▶ SUPPLIED RECORDS
↓

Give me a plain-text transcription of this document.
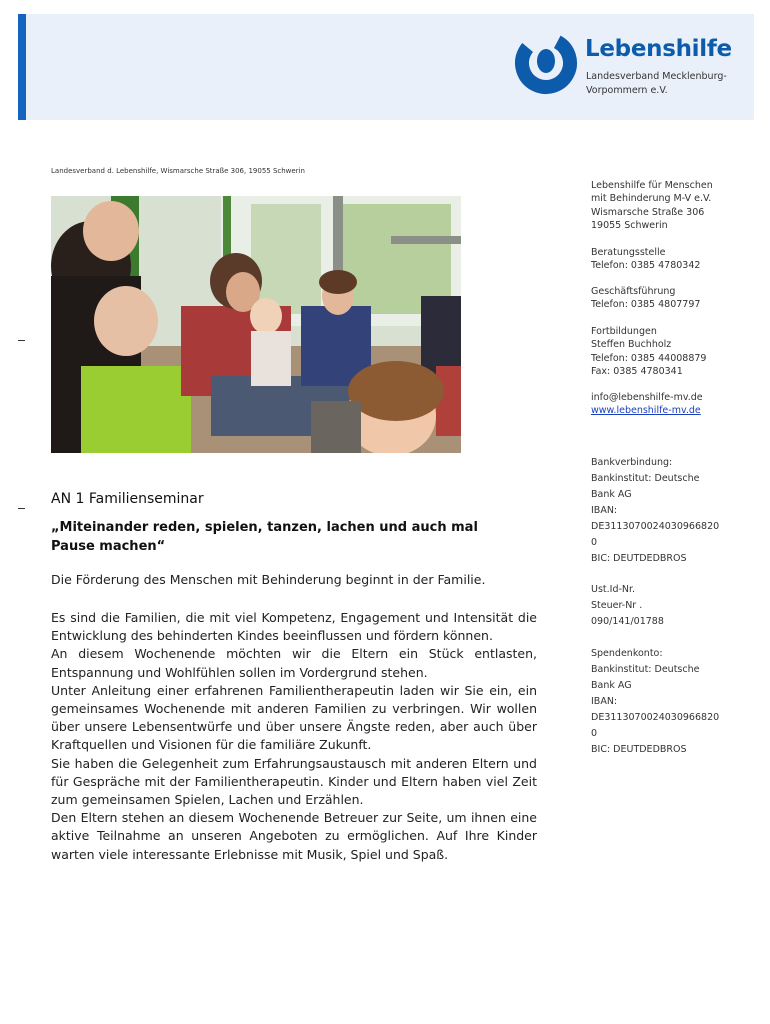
Lebenshilfe
Landesverband Mecklenburg-
Vorpommern e.V.
Landesverband d. Lebenshilfe, Wismarsche Straße 306, 19055 Schwerin
Lebenshilfe für Menschen
mit Behinderung M-V e.V.
Wismarsche Straße 306
19055 Schwerin
Beratungsstelle
Telefon: 0385 4780342
Geschäftsführung
Telefon: 0385 4807797
Fortbildungen
Steffen Buchholz
Telefon: 0385 44008879
Fax: 0385 4780341
info@lebenshilfe-mv.de
www.lebenshilfe-mv.de
Bankverbindung:
Bankinstitut: Deutsche
Bank AG
IBAN:
DE3113070024030966820
0
BIC: DEUTDEDBROS
Ust.Id-Nr.
Steuer-Nr .
090/141/01788
Spendenkonto:
Bankinstitut: Deutsche
Bank AG
IBAN:
DE3113070024030966820
0
BIC: DEUTDEDBROS
AN 1 Familienseminar
„Miteinander reden, spielen, tanzen, lachen und auch mal Pause machen“
Die Förderung des Menschen mit Behinderung beginnt in der Familie.

Es sind die Familien, die mit viel Kompetenz, Engagement und Intensität die Entwicklung des behinderten Kindes beeinflussen und fördern können.

An diesem Wochenende möchten wir die Eltern ein Stück entlasten, Entspannung und Wohlfühlen sollen im Vordergrund stehen.

Unter Anleitung einer erfahrenen Familientherapeutin laden wir Sie ein, ein gemeinsames Wochenende mit anderen Familien zu verbringen. Wir wollen über unsere Lebensentwürfe und über unsere Ängste reden, aber auch über Kraftquellen und Visionen für die familiäre Zukunft.

Sie haben die Gelegenheit zum Erfahrungsaustausch mit anderen Eltern und für Gespräche mit der Familientherapeutin. Kinder und Eltern haben viel Zeit zum gemeinsamen Spielen, Lachen und Erzählen.

Den Eltern stehen an diesem Wochenende Betreuer zur Seite, um ihnen eine aktive Teilnahme an unseren Angeboten zu ermöglichen. Auf Ihre Kinder warten viele interessante Erlebnisse mit Musik, Spiel und Spaß.
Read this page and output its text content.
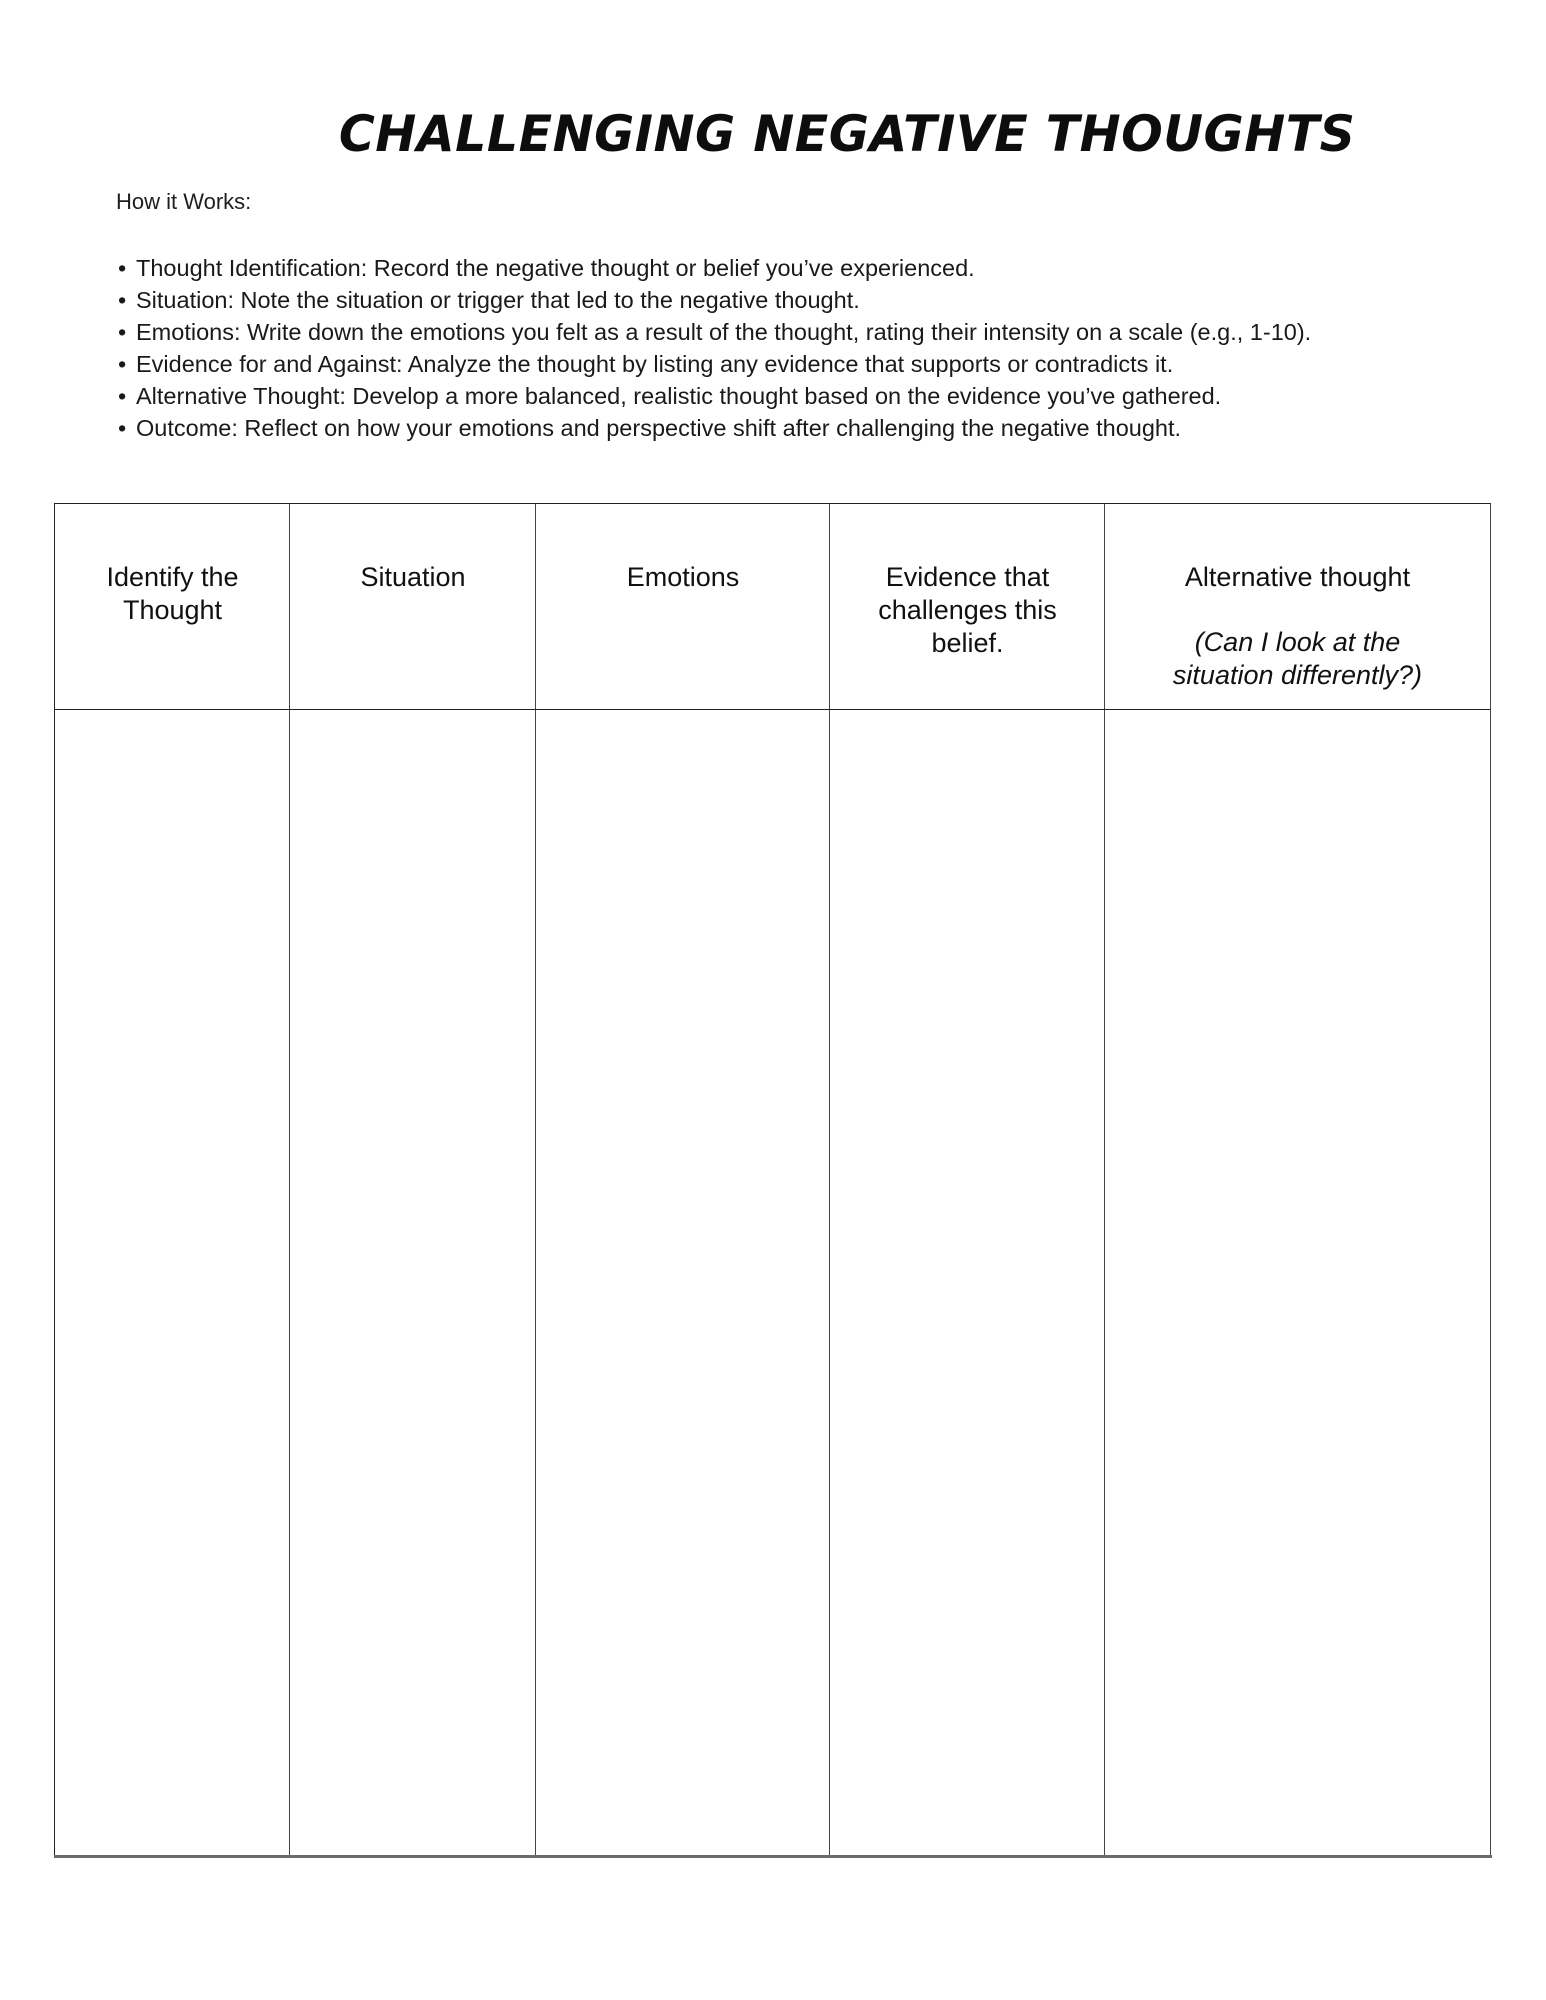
CHALLENGING NEGATIVE THOUGHTS
How it Works:
• Thought Identification: Record the negative thought or belief you’ve experienced.
• Situation: Note the situation or trigger that led to the negative thought.
• Emotions: Write down the emotions you felt as a result of the thought, rating their intensity on a scale (e.g., 1-10).
• Evidence for and Against: Analyze the thought by listing any evidence that supports or contradicts it.
• Alternative Thought: Develop a more balanced, realistic thought based on the evidence you’ve gathered.
• Outcome: Reflect on how your emotions and perspective shift after challenging the negative thought.
Identify the
Thought
Situation	Emotions	Evidence that
challenges this
belief.
Alternative thought
(Can I look at the
situation differently?)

↑

▶ EXERCISE TASK
Give every record back exactly as it reads, with no images.

▶ SOLUTION TO THIS TASK
Give me a plain-text transcription of this document.
Lebenshilfe
Landesverband Mecklenburg-
Vorpommern e.V.
Landesverband d. Lebenshilfe, Wismarsche Straße 306, 19055 Schwerin
Lebenshilfe für Menschen
mit Behinderung M-V e.V.
Wismarsche Straße 306
19055 Schwerin
Beratungsstelle
Telefon: 0385 4780342
Geschäftsführung
Telefon: 0385 4807797
Fortbildungen
Steffen Buchholz
Telefon: 0385 44008879
Fax: 0385 4780341
info@lebenshilfe-mv.de
www.lebenshilfe-mv.de
Bankverbindung:
Bankinstitut: Deutsche
Bank AG
IBAN:
DE3113070024030966820
0
BIC: DEUTDEDBROS
Ust.Id-Nr.
Steuer-Nr .
090/141/01788
Spendenkonto:
Bankinstitut: Deutsche
Bank AG
IBAN:
DE3113070024030966820
0
BIC: DEUTDEDBROS
AN 1 Familienseminar
„Miteinander reden, spielen, tanzen, lachen und auch mal Pause machen“
Die Förderung des Menschen mit Behinderung beginnt in der Familie.

Es sind die Familien, die mit viel Kompetenz, Engagement und Intensität die Entwicklung des behinderten Kindes beeinflussen und fördern können.

An diesem Wochenende möchten wir die Eltern ein Stück entlasten, Entspannung und Wohlfühlen sollen im Vordergrund stehen.

Unter Anleitung einer erfahrenen Familientherapeutin laden wir Sie ein, ein gemeinsames Wochenende mit anderen Familien zu verbringen. Wir wollen über unsere Lebensentwürfe und über unsere Ängste reden, aber auch über Kraftquellen und Visionen für die familiäre Zukunft.

Sie haben die Gelegenheit zum Erfahrungsaustausch mit anderen Eltern und für Gespräche mit der Familientherapeutin. Kinder und Eltern haben viel Zeit zum gemeinsamen Spielen, Lachen und Erzählen.

Den Eltern stehen an diesem Wochenende Betreuer zur Seite, um ihnen eine aktive Teilnahme an unseren Angeboten zu ermöglichen. Auf Ihre Kinder warten viele interessante Erlebnisse mit Musik, Spiel und Spaß.
Read this page and output its text content.
CHALLENGING NEGATIVE THOUGHTS
How it Works:
• Thought Identification: Record the negative thought or belief you’ve experienced.
• Situation: Note the situation or trigger that led to the negative thought.
• Emotions: Write down the emotions you felt as a result of the thought, rating their intensity on a scale (e.g., 1-10).
• Evidence for and Against: Analyze the thought by listing any evidence that supports or contradicts it.
• Alternative Thought: Develop a more balanced, realistic thought based on the evidence you’ve gathered.
• Outcome: Reflect on how your emotions and perspective shift after challenging the negative thought.
Identify the
Thought
Situation	Emotions	Evidence that
challenges this
belief.
Alternative thought
(Can I look at the
situation differently?)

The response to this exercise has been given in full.